Reproduce the records below exactly as they appear.
(begin)
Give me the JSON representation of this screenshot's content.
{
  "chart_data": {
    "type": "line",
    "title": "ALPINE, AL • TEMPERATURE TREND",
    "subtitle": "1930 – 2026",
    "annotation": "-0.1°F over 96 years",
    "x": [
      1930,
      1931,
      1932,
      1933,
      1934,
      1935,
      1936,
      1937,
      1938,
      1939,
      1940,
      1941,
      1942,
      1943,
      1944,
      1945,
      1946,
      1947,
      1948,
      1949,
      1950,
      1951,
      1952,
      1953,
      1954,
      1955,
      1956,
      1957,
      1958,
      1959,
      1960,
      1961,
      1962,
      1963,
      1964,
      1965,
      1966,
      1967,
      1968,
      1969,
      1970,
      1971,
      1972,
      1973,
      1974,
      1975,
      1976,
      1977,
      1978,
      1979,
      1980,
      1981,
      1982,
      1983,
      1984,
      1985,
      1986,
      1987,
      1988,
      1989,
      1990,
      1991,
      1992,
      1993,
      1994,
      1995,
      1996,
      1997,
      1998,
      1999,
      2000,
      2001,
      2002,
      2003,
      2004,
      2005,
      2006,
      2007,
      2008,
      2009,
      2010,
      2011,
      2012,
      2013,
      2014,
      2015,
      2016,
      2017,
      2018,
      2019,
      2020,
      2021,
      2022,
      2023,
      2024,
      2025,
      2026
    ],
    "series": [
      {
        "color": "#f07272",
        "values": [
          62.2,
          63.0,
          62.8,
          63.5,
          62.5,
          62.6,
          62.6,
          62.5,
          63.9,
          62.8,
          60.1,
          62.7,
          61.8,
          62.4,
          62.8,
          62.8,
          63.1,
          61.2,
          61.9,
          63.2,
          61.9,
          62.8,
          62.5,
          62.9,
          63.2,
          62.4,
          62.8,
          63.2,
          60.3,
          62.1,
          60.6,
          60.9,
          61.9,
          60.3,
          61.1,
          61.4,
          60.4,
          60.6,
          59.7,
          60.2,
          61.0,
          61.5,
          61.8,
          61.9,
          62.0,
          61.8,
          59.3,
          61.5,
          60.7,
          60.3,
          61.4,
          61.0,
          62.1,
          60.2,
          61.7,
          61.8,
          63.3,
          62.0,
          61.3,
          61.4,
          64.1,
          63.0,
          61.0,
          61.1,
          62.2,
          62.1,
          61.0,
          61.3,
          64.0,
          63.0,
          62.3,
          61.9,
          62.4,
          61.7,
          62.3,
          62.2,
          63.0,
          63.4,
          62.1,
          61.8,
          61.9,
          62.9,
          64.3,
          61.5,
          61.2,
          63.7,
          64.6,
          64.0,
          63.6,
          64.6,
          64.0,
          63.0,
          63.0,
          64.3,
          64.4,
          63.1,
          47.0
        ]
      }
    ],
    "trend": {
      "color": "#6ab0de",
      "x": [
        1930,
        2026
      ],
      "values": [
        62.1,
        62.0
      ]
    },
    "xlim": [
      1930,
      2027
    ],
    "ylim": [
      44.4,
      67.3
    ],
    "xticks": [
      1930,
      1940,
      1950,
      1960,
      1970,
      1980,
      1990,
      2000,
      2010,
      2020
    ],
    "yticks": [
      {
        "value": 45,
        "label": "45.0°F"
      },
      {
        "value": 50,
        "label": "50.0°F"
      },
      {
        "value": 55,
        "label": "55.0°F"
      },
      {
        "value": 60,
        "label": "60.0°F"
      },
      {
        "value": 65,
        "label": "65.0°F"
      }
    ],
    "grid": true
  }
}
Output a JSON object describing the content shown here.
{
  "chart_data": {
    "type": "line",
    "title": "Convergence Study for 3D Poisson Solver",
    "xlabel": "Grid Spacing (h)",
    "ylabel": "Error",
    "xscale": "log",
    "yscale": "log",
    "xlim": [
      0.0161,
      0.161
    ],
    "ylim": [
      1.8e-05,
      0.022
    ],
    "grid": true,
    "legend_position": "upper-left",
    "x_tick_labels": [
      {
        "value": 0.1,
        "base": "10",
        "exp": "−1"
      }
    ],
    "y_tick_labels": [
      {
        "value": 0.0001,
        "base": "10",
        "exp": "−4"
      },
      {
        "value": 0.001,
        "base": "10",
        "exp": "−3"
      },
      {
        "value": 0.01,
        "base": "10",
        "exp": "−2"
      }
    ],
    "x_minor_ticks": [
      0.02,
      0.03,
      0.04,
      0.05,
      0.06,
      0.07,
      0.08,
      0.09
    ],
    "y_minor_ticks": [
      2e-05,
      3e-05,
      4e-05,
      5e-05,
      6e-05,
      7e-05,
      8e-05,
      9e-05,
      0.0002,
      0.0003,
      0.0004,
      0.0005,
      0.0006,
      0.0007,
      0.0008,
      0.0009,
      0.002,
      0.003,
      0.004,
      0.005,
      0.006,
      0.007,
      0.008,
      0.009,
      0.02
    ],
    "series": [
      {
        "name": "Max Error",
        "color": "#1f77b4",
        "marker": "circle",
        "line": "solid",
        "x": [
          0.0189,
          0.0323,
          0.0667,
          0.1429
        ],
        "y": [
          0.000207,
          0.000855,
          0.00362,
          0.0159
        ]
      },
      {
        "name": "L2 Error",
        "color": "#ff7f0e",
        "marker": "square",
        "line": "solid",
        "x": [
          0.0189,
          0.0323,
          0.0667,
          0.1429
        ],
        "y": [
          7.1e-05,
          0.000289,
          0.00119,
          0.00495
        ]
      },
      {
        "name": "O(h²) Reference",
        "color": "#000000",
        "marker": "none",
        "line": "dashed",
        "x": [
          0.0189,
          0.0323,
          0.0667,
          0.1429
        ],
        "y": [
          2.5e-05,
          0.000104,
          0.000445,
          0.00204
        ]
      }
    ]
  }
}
(end)
# Response below:
Give me the JSON representation of this screenshot's content.
{
  "chart_data": {
    "type": "line",
    "title": "ALPINE, AL • TEMPERATURE TREND",
    "subtitle": "1930 – 2026",
    "annotation": "-0.1°F over 96 years",
    "x": [
      1930,
      1931,
      1932,
      1933,
      1934,
      1935,
      1936,
      1937,
      1938,
      1939,
      1940,
      1941,
      1942,
      1943,
      1944,
      1945,
      1946,
      1947,
      1948,
      1949,
      1950,
      1951,
      1952,
      1953,
      1954,
      1955,
      1956,
      1957,
      1958,
      1959,
      1960,
      1961,
      1962,
      1963,
      1964,
      1965,
      1966,
      1967,
      1968,
      1969,
      1970,
      1971,
      1972,
      1973,
      1974,
      1975,
      1976,
      1977,
      1978,
      1979,
      1980,
      1981,
      1982,
      1983,
      1984,
      1985,
      1986,
      1987,
      1988,
      1989,
      1990,
      1991,
      1992,
      1993,
      1994,
      1995,
      1996,
      1997,
      1998,
      1999,
      2000,
      2001,
      2002,
      2003,
      2004,
      2005,
      2006,
      2007,
      2008,
      2009,
      2010,
      2011,
      2012,
      2013,
      2014,
      2015,
      2016,
      2017,
      2018,
      2019,
      2020,
      2021,
      2022,
      2023,
      2024,
      2025,
      2026
    ],
    "series": [
      {
        "color": "#f07272",
        "values": [
          62.2,
          63.0,
          62.8,
          63.5,
          62.5,
          62.6,
          62.6,
          62.5,
          63.9,
          62.8,
          60.1,
          62.7,
          61.8,
          62.4,
          62.8,
          62.8,
          63.1,
          61.2,
          61.9,
          63.2,
          61.9,
          62.8,
          62.5,
          62.9,
          63.2,
          62.4,
          62.8,
          63.2,
          60.3,
          62.1,
          60.6,
          60.9,
          61.9,
          60.3,
          61.1,
          61.4,
          60.4,
          60.6,
          59.7,
          60.2,
          61.0,
          61.5,
          61.8,
          61.9,
          62.0,
          61.8,
          59.3,
          61.5,
          60.7,
          60.3,
          61.4,
          61.0,
          62.1,
          60.2,
          61.7,
          61.8,
          63.3,
          62.0,
          61.3,
          61.4,
          64.1,
          63.0,
          61.0,
          61.1,
          62.2,
          62.1,
          61.0,
          61.3,
          64.0,
          63.0,
          62.3,
          61.9,
          62.4,
          61.7,
          62.3,
          62.2,
          63.0,
          63.4,
          62.1,
          61.8,
          61.9,
          62.9,
          64.3,
          61.5,
          61.2,
          63.7,
          64.6,
          64.0,
          63.6,
          64.6,
          64.0,
          63.0,
          63.0,
          64.3,
          64.4,
          63.1,
          47.0
        ]
      }
    ],
    "trend": {
      "color": "#6ab0de",
      "x": [
        1930,
        2026
      ],
      "values": [
        62.1,
        62.0
      ]
    },
    "xlim": [
      1930,
      2027
    ],
    "ylim": [
      44.4,
      67.3
    ],
    "xticks": [
      1930,
      1940,
      1950,
      1960,
      1970,
      1980,
      1990,
      2000,
      2010,
      2020
    ],
    "yticks": [
      {
        "value": 45,
        "label": "45.0°F"
      },
      {
        "value": 50,
        "label": "50.0°F"
      },
      {
        "value": 55,
        "label": "55.0°F"
      },
      {
        "value": 60,
        "label": "60.0°F"
      },
      {
        "value": 65,
        "label": "65.0°F"
      }
    ],
    "grid": true
  }
}
Output a JSON object describing the content shown here.
{
  "chart_data": {
    "type": "line",
    "title": "Convergence Study for 3D Poisson Solver",
    "xlabel": "Grid Spacing (h)",
    "ylabel": "Error",
    "xscale": "log",
    "yscale": "log",
    "xlim": [
      0.0161,
      0.161
    ],
    "ylim": [
      1.8e-05,
      0.022
    ],
    "grid": true,
    "legend_position": "upper-left",
    "x_tick_labels": [
      {
        "value": 0.1,
        "base": "10",
        "exp": "−1"
      }
    ],
    "y_tick_labels": [
      {
        "value": 0.0001,
        "base": "10",
        "exp": "−4"
      },
      {
        "value": 0.001,
        "base": "10",
        "exp": "−3"
      },
      {
        "value": 0.01,
        "base": "10",
        "exp": "−2"
      }
    ],
    "x_minor_ticks": [
      0.02,
      0.03,
      0.04,
      0.05,
      0.06,
      0.07,
      0.08,
      0.09
    ],
    "y_minor_ticks": [
      2e-05,
      3e-05,
      4e-05,
      5e-05,
      6e-05,
      7e-05,
      8e-05,
      9e-05,
      0.0002,
      0.0003,
      0.0004,
      0.0005,
      0.0006,
      0.0007,
      0.0008,
      0.0009,
      0.002,
      0.003,
      0.004,
      0.005,
      0.006,
      0.007,
      0.008,
      0.009,
      0.02
    ],
    "series": [
      {
        "name": "Max Error",
        "color": "#1f77b4",
        "marker": "circle",
        "line": "solid",
        "x": [
          0.0189,
          0.0323,
          0.0667,
          0.1429
        ],
        "y": [
          0.000207,
          0.000855,
          0.00362,
          0.0159
        ]
      },
      {
        "name": "L2 Error",
        "color": "#ff7f0e",
        "marker": "square",
        "line": "solid",
        "x": [
          0.0189,
          0.0323,
          0.0667,
          0.1429
        ],
        "y": [
          7.1e-05,
          0.000289,
          0.00119,
          0.00495
        ]
      },
      {
        "name": "O(h²) Reference",
        "color": "#000000",
        "marker": "none",
        "line": "dashed",
        "x": [
          0.0189,
          0.0323,
          0.0667,
          0.1429
        ],
        "y": [
          2.5e-05,
          0.000104,
          0.000445,
          0.00204
        ]
      }
    ]
  }
}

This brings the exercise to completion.